Exercise directions — Set the data down again, exactly as it reads, but without the pictures.
——————————
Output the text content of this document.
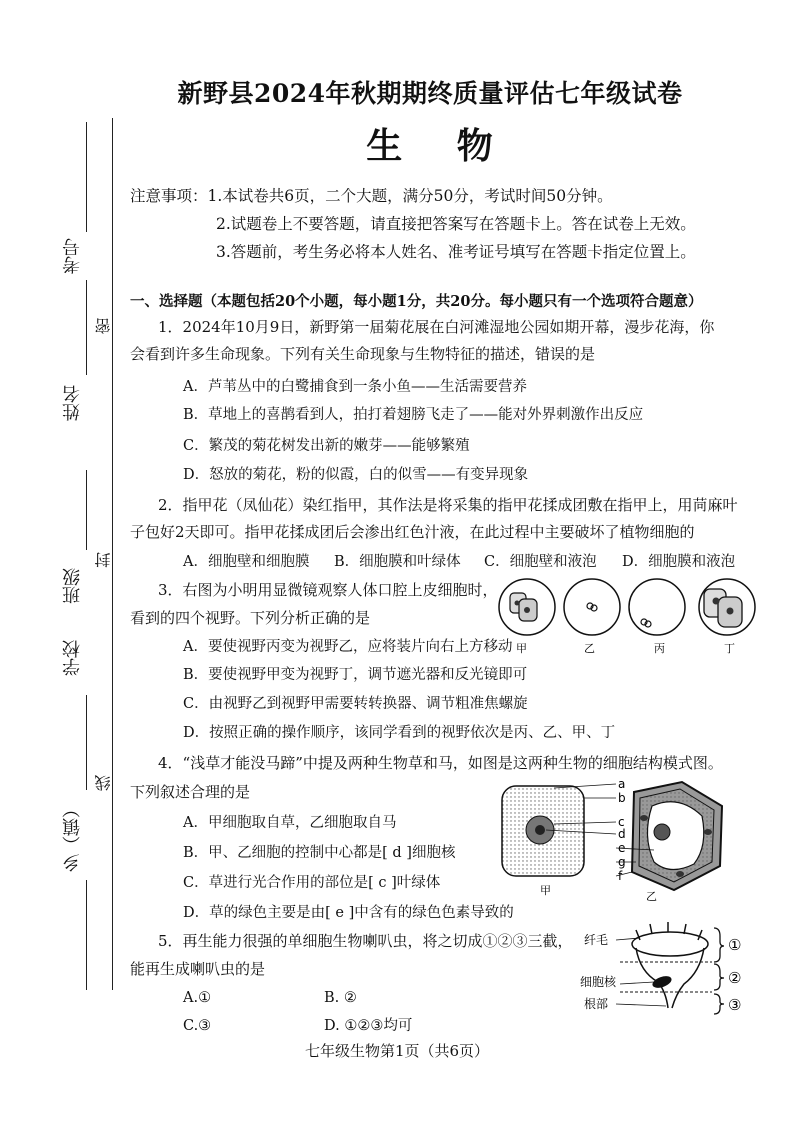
考号
密
姓名
封
班级
学校
线
乡（镇）
新野县2024年秋期期终质量评估七年级试卷
生 物
注意事项：1.本试卷共6页，二个大题，满分50分，考试时间50分钟。
2.试题卷上不要答题，请直接把答案写在答题卡上。答在试卷上无效。
3.答题前，考生务必将本人姓名、准考证号填写在答题卡指定位置上。
一、选择题（本题包括20个小题，每小题1分，共20分。每小题只有一个选项符合题意）
1．2024年10月9日，新野第一届菊花展在白河滩湿地公园如期开幕，漫步花海，你
会看到许多生命现象。下列有关生命现象与生物特征的描述，错误的是
A．芦苇丛中的白鹭捕食到一条小鱼——生活需要营养
B．草地上的喜鹊看到人，拍打着翅膀飞走了——能对外界刺激作出反应
C．繁茂的菊花树发出新的嫩芽——能够繁殖
D．怒放的菊花，粉的似霞，白的似雪——有变异现象
2．指甲花（凤仙花）染红指甲，其作法是将采集的指甲花揉成团敷在指甲上，用苘麻叶
子包好2天即可。指甲花揉成团后会渗出红色汁液，在此过程中主要破坏了植物细胞的
A．细胞壁和细胞膜 B．细胞膜和叶绿体 C．细胞壁和液泡 D．细胞膜和液泡
3．右图为小明用显微镜观察人体口腔上皮细胞时，
看到的四个视野。下列分析正确的是
A．要使视野丙变为视野乙，应将装片向右上方移动
B．要使视野甲变为视野丁，调节遮光器和反光镜即可
C．由视野乙到视野甲需要转转换器、调节粗准焦螺旋
D．按照正确的操作顺序，该同学看到的视野依次是丙、乙、甲、丁
甲	乙	丙	丁
4．“浅草才能没马蹄”中提及两种生物草和马，如图是这两种生物的细胞结构模式图。
下列叙述合理的是
A．甲细胞取自草，乙细胞取自马
B．甲、乙细胞的控制中心都是[ d ]细胞核
C．草进行光合作用的部位是[ c ]叶绿体
D．草的绿色主要是由[ e ]中含有的绿色色素导致的
甲	乙
a
b
c
d
e
g
f
5．再生能力很强的单细胞生物喇叭虫，将之切成①②③三截，
能再生成喇叭虫的是
A.①	B. ②
C.③	D. ①②③均可
纤毛
细胞核
根部
①
②
③
七年级生物第1页（共6页）
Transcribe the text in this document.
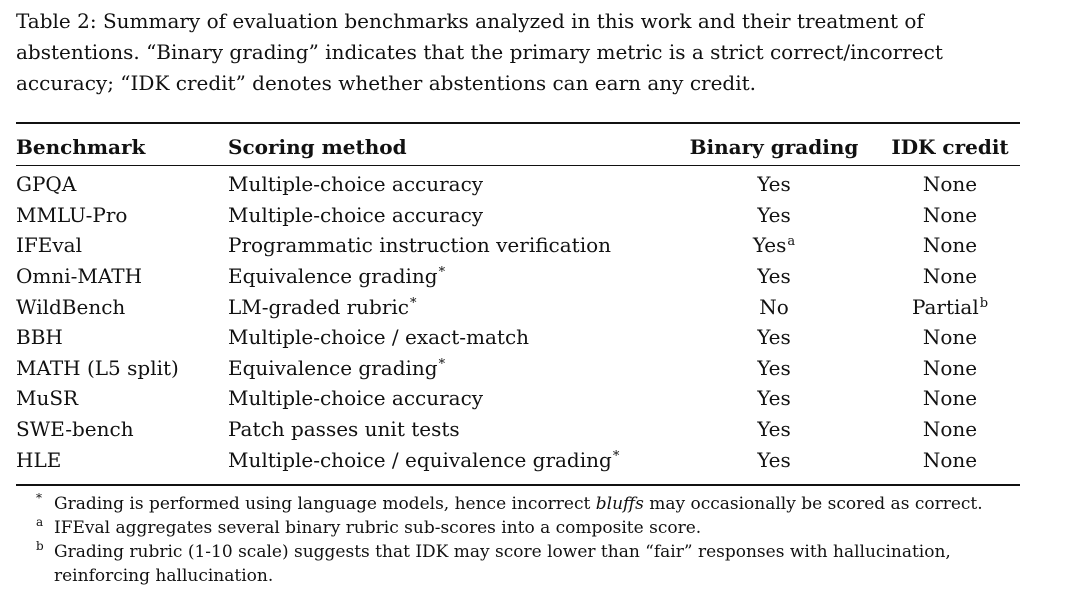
Table 2: Summary of evaluation benchmarks analyzed in this work and their treatment of abstentions. “Binary grading” indicates that the primary metric is a strict correct/incorrect accuracy; “IDK credit” denotes whether abstentions can earn any credit.

Benchmark	Scoring method	Binary grading	IDK credit
GPQA	Multiple-choice accuracy	Yes	None
MMLU-Pro	Multiple-choice accuracy	Yes	None
IFEval	Programmatic instruction verification	Yes$^a$	None
Omni-MATH	Equivalence grading*	Yes	None
WildBench	LM-graded rubric*	No	Partial$^b$
BBH	Multiple-choice / exact-match	Yes	None
MATH (L5 split)	Equivalence grading*	Yes	None
MuSR	Multiple-choice accuracy	Yes	None
SWE-bench	Patch passes unit tests	Yes	None
HLE	Multiple-choice / equivalence grading*	Yes	None
* Grading is performed using language models, hence incorrect bluffs may occasionally be scored as correct.
a IFEval aggregates several binary rubric sub-scores into a composite score.
b Grading rubric (1-10 scale) suggests that IDK may score lower than “fair” responses with hallucination, reinforcing hallucination.
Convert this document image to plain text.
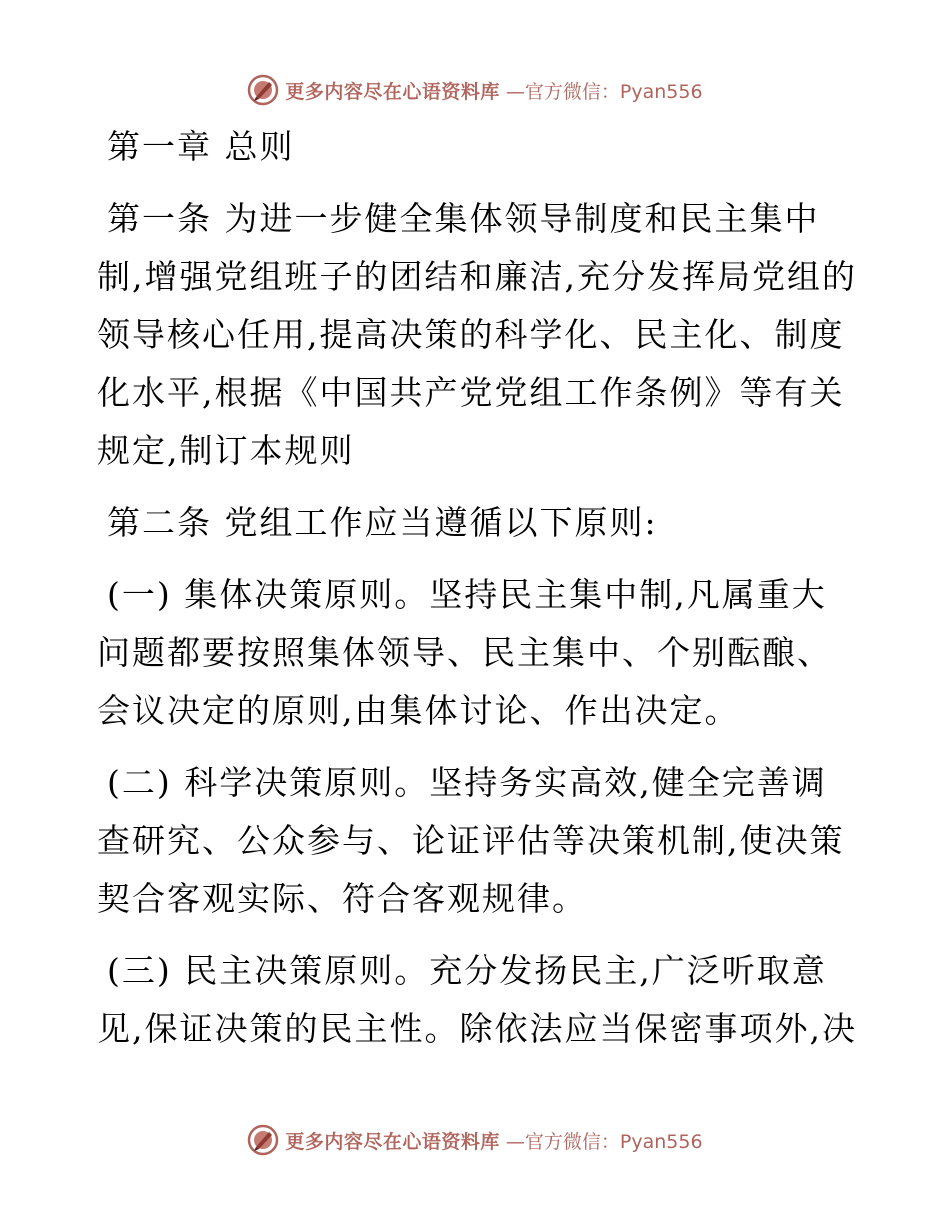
更多内容尽在心语资料库 —官方微信：Pyan556
第一章 总则

第一条 为进一步健全集体领导制度和民主集中制,增强党组班子的团结和廉洁,充分发挥局党组的领导核心任用,提高决策的科学化、民主化、制度化水平,根据《中国共产党党组工作条例》等有关规定,制订本规则

第二条 党组工作应当遵循以下原则:

(一) 集体决策原则。坚持民主集中制,凡属重大问题都要按照集体领导、民主集中、个别酝酿、会议决定的原则,由集体讨论、作出决定。

(二) 科学决策原则。坚持务实高效,健全完善调查研究、公众参与、论证评估等决策机制,使决策契合客观实际、符合客观规律。

(三) 民主决策原则。充分发扬民主,广泛听取意见,保证决策的民主性。除依法应当保密事项外,决

更多内容尽在心语资料库 —官方微信：Pyan556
——————————
Finished answer —
Output the text content of this document.
考号
密
姓名
封
班级
学校
线
乡（镇）
新野县2024年秋期期终质量评估七年级试卷
生 物
注意事项：1.本试卷共6页，二个大题，满分50分，考试时间50分钟。
2.试题卷上不要答题，请直接把答案写在答题卡上。答在试卷上无效。
3.答题前，考生务必将本人姓名、准考证号填写在答题卡指定位置上。
一、选择题（本题包括20个小题，每小题1分，共20分。每小题只有一个选项符合题意）
1．2024年10月9日，新野第一届菊花展在白河滩湿地公园如期开幕，漫步花海，你
会看到许多生命现象。下列有关生命现象与生物特征的描述，错误的是
A．芦苇丛中的白鹭捕食到一条小鱼——生活需要营养
B．草地上的喜鹊看到人，拍打着翅膀飞走了——能对外界刺激作出反应
C．繁茂的菊花树发出新的嫩芽——能够繁殖
D．怒放的菊花，粉的似霞，白的似雪——有变异现象
2．指甲花（凤仙花）染红指甲，其作法是将采集的指甲花揉成团敷在指甲上，用苘麻叶
子包好2天即可。指甲花揉成团后会渗出红色汁液，在此过程中主要破坏了植物细胞的
A．细胞壁和细胞膜 B．细胞膜和叶绿体 C．细胞壁和液泡 D．细胞膜和液泡
3．右图为小明用显微镜观察人体口腔上皮细胞时，
看到的四个视野。下列分析正确的是
A．要使视野丙变为视野乙，应将装片向右上方移动
B．要使视野甲变为视野丁，调节遮光器和反光镜即可
C．由视野乙到视野甲需要转转换器、调节粗准焦螺旋
D．按照正确的操作顺序，该同学看到的视野依次是丙、乙、甲、丁
甲	乙	丙	丁
4．“浅草才能没马蹄”中提及两种生物草和马，如图是这两种生物的细胞结构模式图。
下列叙述合理的是
A．甲细胞取自草，乙细胞取自马
B．甲、乙细胞的控制中心都是[ d ]细胞核
C．草进行光合作用的部位是[ c ]叶绿体
D．草的绿色主要是由[ e ]中含有的绿色色素导致的
甲	乙
a
b
c
d
e
g
f
5．再生能力很强的单细胞生物喇叭虫，将之切成①②③三截，
能再生成喇叭虫的是
A.①	B. ②
C.③	D. ①②③均可
纤毛
细胞核
根部
①
②
③
七年级生物第1页（共6页）
Transcribe the text in this document.
Table 2: Summary of evaluation benchmarks analyzed in this work and their treatment of abstentions. “Binary grading” indicates that the primary metric is a strict correct/incorrect accuracy; “IDK credit” denotes whether abstentions can earn any credit.

Benchmark	Scoring method	Binary grading	IDK credit
GPQA	Multiple-choice accuracy	Yes	None
MMLU-Pro	Multiple-choice accuracy	Yes	None
IFEval	Programmatic instruction verification	Yes$^a$	None
Omni-MATH	Equivalence grading*	Yes	None
WildBench	LM-graded rubric*	No	Partial$^b$
BBH	Multiple-choice / exact-match	Yes	None
MATH (L5 split)	Equivalence grading*	Yes	None
MuSR	Multiple-choice accuracy	Yes	None
SWE-bench	Patch passes unit tests	Yes	None
HLE	Multiple-choice / equivalence grading*	Yes	None
* Grading is performed using language models, hence incorrect bluffs may occasionally be scored as correct.
a IFEval aggregates several binary rubric sub-scores into a composite score.
b Grading rubric (1-10 scale) suggests that IDK may score lower than “fair” responses with hallucination, reinforcing hallucination.
Convert this document image to plain text.
更多内容尽在心语资料库 —官方微信：Pyan556
第一章 总则

第一条 为进一步健全集体领导制度和民主集中制,增强党组班子的团结和廉洁,充分发挥局党组的领导核心任用,提高决策的科学化、民主化、制度化水平,根据《中国共产党党组工作条例》等有关规定,制订本规则

第二条 党组工作应当遵循以下原则:

(一) 集体决策原则。坚持民主集中制,凡属重大问题都要按照集体领导、民主集中、个别酝酿、会议决定的原则,由集体讨论、作出决定。

(二) 科学决策原则。坚持务实高效,健全完善调查研究、公众参与、论证评估等决策机制,使决策契合客观实际、符合客观规律。

(三) 民主决策原则。充分发扬民主,广泛听取意见,保证决策的民主性。除依法应当保密事项外,决

更多内容尽在心语资料库 —官方微信：Pyan556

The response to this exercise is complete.